WORK INSTRUCTIONS: Write the next part of the blog post about lessons learned from fifty posts, beginning after its final sentence.

EXCERPT:
|---|
It’s a great Sunday!  For those of you who don’t know, I am flying to FRANCE later today for three whole weeks, and I am just a tiny bit pumped about it.  *insert all the excited emojis here*  Don’t worry, there will be plenty of posts coming discussing my adventures and all the things I will inevitably learn about myself and the world at large.

Coincidentally, this post is my 50th (FIFTIETH!?) post that I will be putting up since starting this blogging venture in January, which seems crazy to me–this means I’ve written over 50,000 words this year so far! (Perhaps I should just start my book already)  I have absolutely loved this journey, and it has taught me quite a few things already:

Inspiration can come from the most random, seemingly inconsequential places.  There have been times when something major has happened in my life (such as my recent breakup or getting laid off) that has spurred major life contemplation which spawned several blog posts.  Other times, however, something very small happened or the tiniest of thoughts wormed my way into my brain as the result of a minor observation that day, eventually blooming into a full-blown post.

There is no way to predict where my inspiration to write will come from, but I have learned to relax into the knowledge that it WILL come.  There have been times when I feel like I’ve written about everything that I could possibly write about already, and within hours I observe or contemplate something that is completely new or a different way of looking at an old topic.  It’s comforting to know that motivation does not have to be sought after; it will come when it’s needed.

Consistency is imperative.  For the most part in the last 6 months, I have been posting with regularity once in the beginning of the week and once on the weekend.  However, there have been a couple of weeks where I have skipped a post due to circumstances or allowed myself to fall off my regular schedule simply because I didn’t feel like writing something that day.  Whenever I do this, though, I notice a decline in my readership and people becoming less engaged in what I write.

Like everything in life, you have to stick to something with fierce determination if you actually want it to blossom into something worthwhile.  For me, blogging is something that I want to continue to grow, so I absolutely cannot let myself treat it as anything other than vitally important.  It is so easy to let ourselves get into the ‘just this once’ mentality, but that is the thought pattern that kills any and all momentum.

Practice DOES make a difference.  When I first started out, I had to budget an entire Saturday morning or weekday evening to writing a post.  It would take me anywhere from 3-4 hours to write a post, edit it, and post it up on my Facebook page and Instagram.  Now, I can whip out most posts in about an hour, and it takes me about 15 minutes tops to create a picture for Instagram, post it, and link the post to my Facebook page.

We tend to forget when we first start out that it will eventually become easier.  We ALL suck at everything we do the first time we do it.  Most of us use that as an excuse to quit (I’ve been guilty of this quite a few times).  However, once you really start to get the hang of something, it can be a real source of joy and purpose.

Writing is the best way to process emotion.  For me, that is.  Whenever I have an emotionally trying experience, I am able to sit down and have words flow out of me.  When I’m done writing, I usually feel an awesome sense of release and a renewed understanding of how I really feel.  It isn’t healthy to keep your emotions unprocessed, and I have found that this blog has helped me keep moving forward emotionally in a really positive way.
|---|
[Item position entries]
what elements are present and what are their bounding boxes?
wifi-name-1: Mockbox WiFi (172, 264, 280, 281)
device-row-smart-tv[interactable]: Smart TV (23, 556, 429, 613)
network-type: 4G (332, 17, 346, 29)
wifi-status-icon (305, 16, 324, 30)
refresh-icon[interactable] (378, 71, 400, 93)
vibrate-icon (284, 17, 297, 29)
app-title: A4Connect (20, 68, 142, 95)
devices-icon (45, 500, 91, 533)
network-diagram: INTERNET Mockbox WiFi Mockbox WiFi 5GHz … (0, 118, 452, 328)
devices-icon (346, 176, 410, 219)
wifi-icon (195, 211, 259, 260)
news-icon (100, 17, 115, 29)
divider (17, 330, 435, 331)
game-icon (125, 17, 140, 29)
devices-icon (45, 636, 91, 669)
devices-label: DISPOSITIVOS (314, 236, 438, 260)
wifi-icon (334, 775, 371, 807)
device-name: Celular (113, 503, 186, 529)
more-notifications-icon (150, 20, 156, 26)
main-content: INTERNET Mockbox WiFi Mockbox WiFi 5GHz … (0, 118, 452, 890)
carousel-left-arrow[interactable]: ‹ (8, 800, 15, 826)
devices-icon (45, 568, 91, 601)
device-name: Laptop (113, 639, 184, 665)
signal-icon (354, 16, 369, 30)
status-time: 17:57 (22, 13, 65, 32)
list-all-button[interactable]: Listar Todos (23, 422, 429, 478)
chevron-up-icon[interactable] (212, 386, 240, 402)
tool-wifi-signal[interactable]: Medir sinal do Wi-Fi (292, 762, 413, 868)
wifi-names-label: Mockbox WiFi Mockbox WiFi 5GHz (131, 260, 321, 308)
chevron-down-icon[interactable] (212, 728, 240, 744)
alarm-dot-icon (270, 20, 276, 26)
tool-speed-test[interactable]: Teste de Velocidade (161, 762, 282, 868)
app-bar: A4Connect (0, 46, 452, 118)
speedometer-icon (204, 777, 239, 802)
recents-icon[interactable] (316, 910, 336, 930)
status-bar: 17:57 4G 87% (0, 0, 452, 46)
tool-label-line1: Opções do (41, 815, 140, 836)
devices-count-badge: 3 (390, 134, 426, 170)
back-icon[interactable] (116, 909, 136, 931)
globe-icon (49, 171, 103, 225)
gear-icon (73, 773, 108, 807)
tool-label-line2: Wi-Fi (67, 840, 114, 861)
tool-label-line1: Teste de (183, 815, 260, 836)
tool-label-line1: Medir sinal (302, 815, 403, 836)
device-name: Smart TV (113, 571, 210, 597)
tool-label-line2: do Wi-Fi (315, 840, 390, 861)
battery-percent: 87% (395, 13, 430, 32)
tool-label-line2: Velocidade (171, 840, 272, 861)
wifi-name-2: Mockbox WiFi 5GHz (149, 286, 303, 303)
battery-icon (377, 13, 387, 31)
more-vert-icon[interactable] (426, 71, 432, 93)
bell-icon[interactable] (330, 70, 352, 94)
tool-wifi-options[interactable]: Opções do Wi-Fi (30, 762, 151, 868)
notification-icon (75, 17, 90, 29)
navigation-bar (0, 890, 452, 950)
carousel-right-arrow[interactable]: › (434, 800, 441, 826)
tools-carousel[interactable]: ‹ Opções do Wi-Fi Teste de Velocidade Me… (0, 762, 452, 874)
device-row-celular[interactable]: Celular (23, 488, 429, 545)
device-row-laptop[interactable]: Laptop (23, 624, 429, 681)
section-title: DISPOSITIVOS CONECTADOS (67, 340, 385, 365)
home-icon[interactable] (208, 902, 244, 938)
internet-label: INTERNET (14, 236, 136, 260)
|---|
TASK OUTPUT:
Of course, not everyone has the same level of writing ability.  Some are much more fluid and practiced than I am, while others struggle to compose even the most basic sentence.  Even if you aren’t good at writing, there are so many other ways of communication that are available, from video to drawing to creating music.  Finding the way in which you are able to communicate clearly is unparalleled for personal growth.

Having a passion is invaluable.  Since I started blogging, I have looked at the world in a whole new way that has positively expanded my mind from its previously narrow focus on things only related to teaching.  I have fallen in love with writing and trying to find things of value to communicate, and blogging has opened up many different possibilities and exposed me to so many different things all in the span of 6 months.  There are so many things I wish to accomplish, and starting with this small but fiery fascination is spurring many different areas of growth that I would have never predicted.

Many times people sacrifice their areas of passion because they don’t believe that it will let them get ahead in the world, or that it will take time away from other ‘productive’ areas of their life.  This is the absolute worst thing that you can do.  Don’t ever, EVER give up your passions for anything in the world; they are what give you purpose and joy, and those areas of inspiration and motivation are where you can contribute at your maximum potential.

Overall, blogging has been an invaluable teacher for me thus far, and I am excited to see where it takes me in the future!  I have loved sharing my thoughts with the universe, and when I get a new follower, see a new post like, or have a new comment I feel an awesome little thrill inside each and every time.  This has been an amazing 6 months, and I am beyond excited to see where the next 6 months take me.

If you have been with me since the beginning, THANK YOU for staying around!  If you are a new reader, please give me your thoughts in the comments, and thank you for checking me out. :o)  And as always, please go out and present your optimum selves each and every day to the world.  The world is made infinitely better when we are all living our best lives.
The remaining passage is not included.